Print every line of the items below word for word, with nothing altered.

Element position data
————————

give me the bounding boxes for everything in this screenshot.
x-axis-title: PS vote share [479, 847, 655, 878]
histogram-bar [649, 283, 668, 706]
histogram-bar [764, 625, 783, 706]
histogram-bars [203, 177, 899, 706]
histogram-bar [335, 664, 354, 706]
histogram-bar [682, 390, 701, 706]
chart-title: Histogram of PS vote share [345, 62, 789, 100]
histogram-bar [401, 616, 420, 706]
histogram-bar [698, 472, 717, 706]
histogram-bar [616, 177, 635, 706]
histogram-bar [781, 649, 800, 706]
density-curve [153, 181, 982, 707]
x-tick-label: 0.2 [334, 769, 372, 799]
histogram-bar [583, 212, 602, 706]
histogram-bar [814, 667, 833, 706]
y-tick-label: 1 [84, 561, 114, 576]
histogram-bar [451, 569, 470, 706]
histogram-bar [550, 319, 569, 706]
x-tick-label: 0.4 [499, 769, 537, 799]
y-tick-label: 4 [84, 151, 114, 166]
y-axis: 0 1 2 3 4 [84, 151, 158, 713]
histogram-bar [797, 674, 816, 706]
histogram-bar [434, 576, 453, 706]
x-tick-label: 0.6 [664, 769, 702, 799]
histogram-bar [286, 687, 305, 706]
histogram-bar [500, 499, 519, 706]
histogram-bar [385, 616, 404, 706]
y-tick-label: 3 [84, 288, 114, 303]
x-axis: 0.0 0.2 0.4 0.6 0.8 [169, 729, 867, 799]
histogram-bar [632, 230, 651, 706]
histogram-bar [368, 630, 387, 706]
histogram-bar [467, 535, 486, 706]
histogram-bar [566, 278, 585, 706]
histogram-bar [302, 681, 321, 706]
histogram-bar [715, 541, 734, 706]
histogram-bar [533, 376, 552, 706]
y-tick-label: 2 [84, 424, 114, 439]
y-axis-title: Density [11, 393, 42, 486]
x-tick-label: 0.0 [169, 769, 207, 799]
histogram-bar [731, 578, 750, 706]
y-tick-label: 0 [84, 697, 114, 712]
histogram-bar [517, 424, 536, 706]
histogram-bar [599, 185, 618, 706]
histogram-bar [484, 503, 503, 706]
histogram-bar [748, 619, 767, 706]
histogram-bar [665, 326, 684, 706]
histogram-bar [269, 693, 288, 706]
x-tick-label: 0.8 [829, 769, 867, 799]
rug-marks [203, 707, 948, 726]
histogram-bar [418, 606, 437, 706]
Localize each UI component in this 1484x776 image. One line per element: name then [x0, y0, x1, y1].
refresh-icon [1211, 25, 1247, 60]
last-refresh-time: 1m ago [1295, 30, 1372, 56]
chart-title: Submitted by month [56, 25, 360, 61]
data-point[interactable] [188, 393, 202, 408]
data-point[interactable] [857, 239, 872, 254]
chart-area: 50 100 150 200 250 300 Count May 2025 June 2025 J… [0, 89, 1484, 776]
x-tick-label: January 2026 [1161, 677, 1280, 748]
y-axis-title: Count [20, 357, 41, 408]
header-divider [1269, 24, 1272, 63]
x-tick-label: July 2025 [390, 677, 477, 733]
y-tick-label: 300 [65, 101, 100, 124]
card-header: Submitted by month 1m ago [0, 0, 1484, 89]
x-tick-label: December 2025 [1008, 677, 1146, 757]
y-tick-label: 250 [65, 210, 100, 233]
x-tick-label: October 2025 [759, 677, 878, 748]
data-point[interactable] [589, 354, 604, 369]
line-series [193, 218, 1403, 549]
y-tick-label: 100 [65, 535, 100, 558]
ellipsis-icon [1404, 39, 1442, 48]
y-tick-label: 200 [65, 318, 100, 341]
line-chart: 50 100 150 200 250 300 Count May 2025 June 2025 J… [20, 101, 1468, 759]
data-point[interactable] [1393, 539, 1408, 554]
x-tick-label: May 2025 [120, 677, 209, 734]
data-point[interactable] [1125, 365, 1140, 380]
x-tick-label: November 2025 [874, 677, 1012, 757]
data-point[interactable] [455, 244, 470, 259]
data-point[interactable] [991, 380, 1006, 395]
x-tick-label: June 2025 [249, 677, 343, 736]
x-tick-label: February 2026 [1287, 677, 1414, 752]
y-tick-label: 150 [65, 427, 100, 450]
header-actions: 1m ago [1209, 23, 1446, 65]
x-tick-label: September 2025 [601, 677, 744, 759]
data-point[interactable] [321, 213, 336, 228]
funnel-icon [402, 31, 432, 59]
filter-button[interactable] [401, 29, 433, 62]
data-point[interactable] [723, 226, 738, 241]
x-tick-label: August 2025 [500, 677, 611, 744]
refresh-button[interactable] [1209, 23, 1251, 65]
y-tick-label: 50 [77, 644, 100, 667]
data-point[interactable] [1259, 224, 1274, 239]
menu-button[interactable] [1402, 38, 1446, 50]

————————

_Correct output_.
give me the bounding boxes for everything in this screenshot.
x-axis-title: PS vote share [479, 847, 655, 878]
histogram-bar [649, 283, 668, 706]
histogram-bar [764, 625, 783, 706]
histogram-bars [203, 177, 899, 706]
histogram-bar [335, 664, 354, 706]
histogram-bar [682, 390, 701, 706]
chart-title: Histogram of PS vote share [345, 62, 789, 100]
histogram-bar [401, 616, 420, 706]
histogram-bar [698, 472, 717, 706]
histogram-bar [616, 177, 635, 706]
histogram-bar [781, 649, 800, 706]
density-curve [153, 181, 982, 707]
x-tick-label: 0.2 [334, 769, 372, 799]
histogram-bar [583, 212, 602, 706]
histogram-bar [814, 667, 833, 706]
y-tick-label: 1 [84, 561, 114, 576]
histogram-bar [451, 569, 470, 706]
histogram-bar [550, 319, 569, 706]
x-tick-label: 0.4 [499, 769, 537, 799]
y-tick-label: 4 [84, 151, 114, 166]
y-axis: 0 1 2 3 4 [84, 151, 158, 713]
histogram-bar [797, 674, 816, 706]
histogram-bar [434, 576, 453, 706]
x-tick-label: 0.6 [664, 769, 702, 799]
histogram-bar [286, 687, 305, 706]
histogram-bar [500, 499, 519, 706]
histogram-bar [385, 616, 404, 706]
y-tick-label: 3 [84, 288, 114, 303]
x-axis: 0.0 0.2 0.4 0.6 0.8 [169, 729, 867, 799]
histogram-bar [632, 230, 651, 706]
histogram-bar [368, 630, 387, 706]
histogram-bar [467, 535, 486, 706]
histogram-bar [566, 278, 585, 706]
histogram-bar [302, 681, 321, 706]
histogram-bar [715, 541, 734, 706]
histogram-bar [533, 376, 552, 706]
y-tick-label: 2 [84, 424, 114, 439]
y-axis-title: Density [11, 393, 42, 486]
x-tick-label: 0.0 [169, 769, 207, 799]
histogram-bar [731, 578, 750, 706]
y-tick-label: 0 [84, 697, 114, 712]
histogram-bar [517, 424, 536, 706]
histogram-bar [599, 185, 618, 706]
histogram-bar [484, 503, 503, 706]
histogram-bar [748, 619, 767, 706]
histogram-bar [665, 326, 684, 706]
histogram-bar [269, 693, 288, 706]
x-tick-label: 0.8 [829, 769, 867, 799]
rug-marks [203, 707, 948, 726]
histogram-bar [418, 606, 437, 706]
Localize each UI component in this 1484x776 image. One line per element: name then [x0, y0, x1, y1].
refresh-icon [1211, 25, 1247, 60]
last-refresh-time: 1m ago [1295, 30, 1372, 56]
chart-title: Submitted by month [56, 25, 360, 61]
data-point[interactable] [188, 393, 202, 408]
data-point[interactable] [857, 239, 872, 254]
chart-area: 50 100 150 200 250 300 Count May 2025 June 2025 J… [0, 89, 1484, 776]
x-tick-label: January 2026 [1161, 677, 1280, 748]
y-axis-title: Count [20, 357, 41, 408]
header-divider [1269, 24, 1272, 63]
x-tick-label: July 2025 [390, 677, 477, 733]
y-tick-label: 300 [65, 101, 100, 124]
card-header: Submitted by month 1m ago [0, 0, 1484, 89]
x-tick-label: December 2025 [1008, 677, 1146, 757]
y-tick-label: 250 [65, 210, 100, 233]
x-tick-label: October 2025 [759, 677, 878, 748]
data-point[interactable] [589, 354, 604, 369]
line-series [193, 218, 1403, 549]
y-tick-label: 100 [65, 535, 100, 558]
ellipsis-icon [1404, 39, 1442, 48]
y-tick-label: 200 [65, 318, 100, 341]
line-chart: 50 100 150 200 250 300 Count May 2025 June 2025 J… [20, 101, 1468, 759]
data-point[interactable] [1393, 539, 1408, 554]
x-tick-label: May 2025 [120, 677, 209, 734]
data-point[interactable] [1125, 365, 1140, 380]
x-tick-label: November 2025 [874, 677, 1012, 757]
data-point[interactable] [455, 244, 470, 259]
data-point[interactable] [991, 380, 1006, 395]
x-tick-label: June 2025 [249, 677, 343, 736]
x-tick-label: February 2026 [1287, 677, 1414, 752]
y-tick-label: 150 [65, 427, 100, 450]
header-actions: 1m ago [1209, 23, 1446, 65]
x-tick-label: September 2025 [601, 677, 744, 759]
data-point[interactable] [321, 213, 336, 228]
funnel-icon [402, 31, 432, 59]
filter-button[interactable] [401, 29, 433, 62]
data-point[interactable] [723, 226, 738, 241]
x-tick-label: August 2025 [500, 677, 611, 744]
refresh-button[interactable] [1209, 23, 1251, 65]
y-tick-label: 50 [77, 644, 100, 667]
data-point[interactable] [1259, 224, 1274, 239]
menu-button[interactable] [1402, 38, 1446, 50]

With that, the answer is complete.